STATED TASK:
In the material below, keep only the lines that contain the string "icon", and copy each one out. Case counts.

RECORDS TO PROCESS:
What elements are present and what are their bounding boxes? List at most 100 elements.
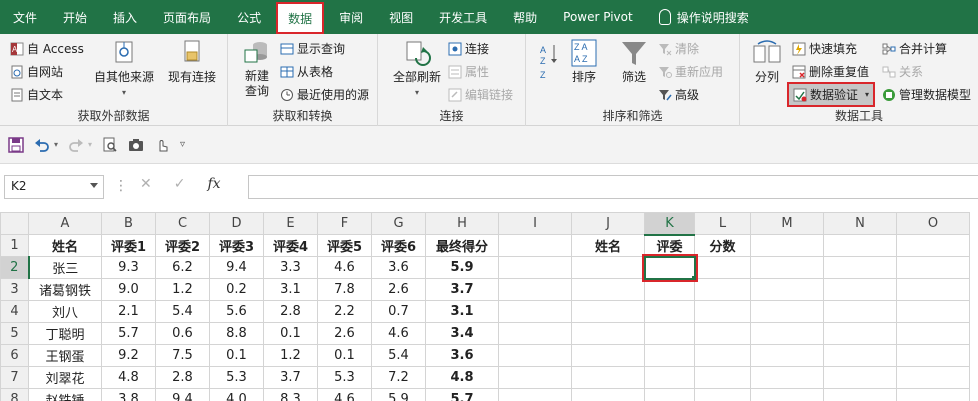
cell[interactable] [694, 322, 751, 345]
column-header[interactable]: G [371, 212, 426, 235]
cell[interactable] [694, 278, 751, 301]
cell[interactable]: 刘八 [28, 300, 102, 323]
flash-fill-button[interactable]: 快速填充 [792, 40, 857, 57]
cell[interactable]: 姓名 [571, 234, 645, 257]
select-all-corner[interactable] [0, 212, 29, 235]
cell[interactable] [498, 344, 572, 367]
cell[interactable]: 2.8 [263, 300, 318, 323]
sort-ascending-button[interactable]: AZZ [538, 42, 560, 82]
cell[interactable]: 3.6 [371, 256, 426, 279]
cell[interactable]: 评委4 [263, 234, 318, 257]
sort-button[interactable]: Z AA Z 排序 [564, 38, 604, 85]
cell[interactable]: 王钢蛋 [28, 344, 102, 367]
row-header[interactable]: 3 [0, 278, 29, 301]
print-preview-icon[interactable] [102, 137, 118, 153]
column-header-selected[interactable]: K [644, 212, 695, 236]
connections-button[interactable]: 连接 [448, 40, 489, 57]
consolidate-button[interactable]: 合并计算 [882, 40, 947, 57]
cell[interactable]: 4.6 [317, 256, 372, 279]
cell[interactable]: 4.8 [101, 366, 156, 389]
column-header[interactable]: N [823, 212, 897, 235]
cell[interactable] [498, 300, 572, 323]
column-header[interactable]: J [571, 212, 645, 235]
cell[interactable] [750, 234, 824, 257]
column-header[interactable]: I [498, 212, 572, 235]
from-table-button[interactable]: 从表格 [280, 63, 333, 80]
tab-review[interactable]: 审阅 [326, 0, 376, 34]
customize-toolbar-icon[interactable]: ▿ [180, 139, 185, 150]
cell[interactable]: 0.1 [263, 322, 318, 345]
cell[interactable] [571, 300, 645, 323]
cell[interactable] [644, 344, 695, 367]
tab-insert[interactable]: 插入 [100, 0, 150, 34]
reapply-button[interactable]: 重新应用 [658, 63, 723, 80]
cell[interactable]: 3.1 [263, 278, 318, 301]
cell[interactable] [823, 234, 897, 257]
cell[interactable] [498, 234, 572, 257]
from-access-button[interactable]: A 自 Access [10, 40, 84, 57]
row-header[interactable]: 7 [0, 366, 29, 389]
insert-function-icon[interactable]: fx [207, 176, 220, 192]
cell[interactable]: 评委5 [317, 234, 372, 257]
cell[interactable] [694, 256, 751, 279]
cell[interactable] [644, 366, 695, 389]
save-icon[interactable] [8, 136, 24, 153]
chevron-down-icon[interactable]: ▾ [54, 140, 58, 149]
cell[interactable] [750, 256, 824, 279]
cell[interactable]: 最终得分 [425, 234, 499, 257]
tab-data[interactable]: 数据 [276, 2, 325, 34]
cell[interactable]: 9.4 [209, 256, 264, 279]
column-header[interactable]: F [317, 212, 372, 235]
cell[interactable]: 0.1 [209, 344, 264, 367]
row-header[interactable]: 5 [0, 322, 29, 345]
row-header-selected[interactable]: 2 [0, 256, 30, 279]
cell[interactable]: 评委 [644, 234, 695, 257]
column-header[interactable]: B [101, 212, 156, 235]
cell[interactable] [750, 366, 824, 389]
cell[interactable] [644, 300, 695, 323]
tab-file[interactable]: 文件 [0, 0, 50, 34]
cell[interactable] [823, 388, 897, 401]
name-box[interactable]: K2 [4, 175, 104, 199]
show-queries-button[interactable]: 显示查询 [280, 40, 345, 57]
cell[interactable]: 7.8 [317, 278, 372, 301]
column-header[interactable]: A [28, 212, 102, 235]
cell[interactable]: 3.7 [263, 366, 318, 389]
cell[interactable] [750, 300, 824, 323]
cell[interactable] [896, 388, 970, 401]
tab-power-pivot[interactable]: Power Pivot [550, 0, 646, 34]
tab-formulas[interactable]: 公式 [224, 0, 274, 34]
cell[interactable]: 3.8 [101, 388, 156, 401]
cell[interactable]: 姓名 [28, 234, 102, 257]
cell[interactable]: 3.1 [425, 300, 499, 323]
cell[interactable]: 3.4 [425, 322, 499, 345]
cell[interactable]: 3.7 [425, 278, 499, 301]
column-header[interactable]: E [263, 212, 318, 235]
cell[interactable] [896, 278, 970, 301]
cell[interactable] [896, 344, 970, 367]
clear-filter-button[interactable]: 清除 [658, 40, 699, 57]
cell[interactable]: 丁聪明 [28, 322, 102, 345]
cell[interactable]: 0.2 [209, 278, 264, 301]
from-other-sources-button[interactable]: 自其他来源 ▾ [92, 38, 156, 100]
cell[interactable]: 4.6 [371, 322, 426, 345]
cell[interactable] [571, 256, 645, 279]
cell[interactable]: 9.4 [155, 388, 210, 401]
cell[interactable] [896, 366, 970, 389]
cell[interactable]: 7.2 [371, 366, 426, 389]
row-header[interactable]: 6 [0, 344, 29, 367]
cell[interactable]: 评委3 [209, 234, 264, 257]
cell[interactable]: 4.0 [209, 388, 264, 401]
cell[interactable] [498, 366, 572, 389]
cell[interactable] [571, 278, 645, 301]
cell[interactable]: 0.1 [317, 344, 372, 367]
cell[interactable]: 4.8 [425, 366, 499, 389]
tab-view[interactable]: 视图 [376, 0, 426, 34]
column-header[interactable]: D [209, 212, 264, 235]
cell[interactable]: 5.4 [155, 300, 210, 323]
cell[interactable] [694, 300, 751, 323]
tab-page-layout[interactable]: 页面布局 [150, 0, 224, 34]
properties-button[interactable]: 属性 [448, 63, 489, 80]
cell[interactable]: 0.6 [155, 322, 210, 345]
cell[interactable]: 5.4 [371, 344, 426, 367]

WORKED ANSWER:
print-preview-icon[interactable] [102, 137, 118, 153]
customize-toolbar-icon[interactable]: ▿ [180, 139, 185, 150]
insert-function-icon[interactable]: fx [207, 176, 220, 192]
save-icon[interactable] [8, 136, 24, 153]
chevron-down-icon[interactable]: ▾ [54, 140, 58, 149]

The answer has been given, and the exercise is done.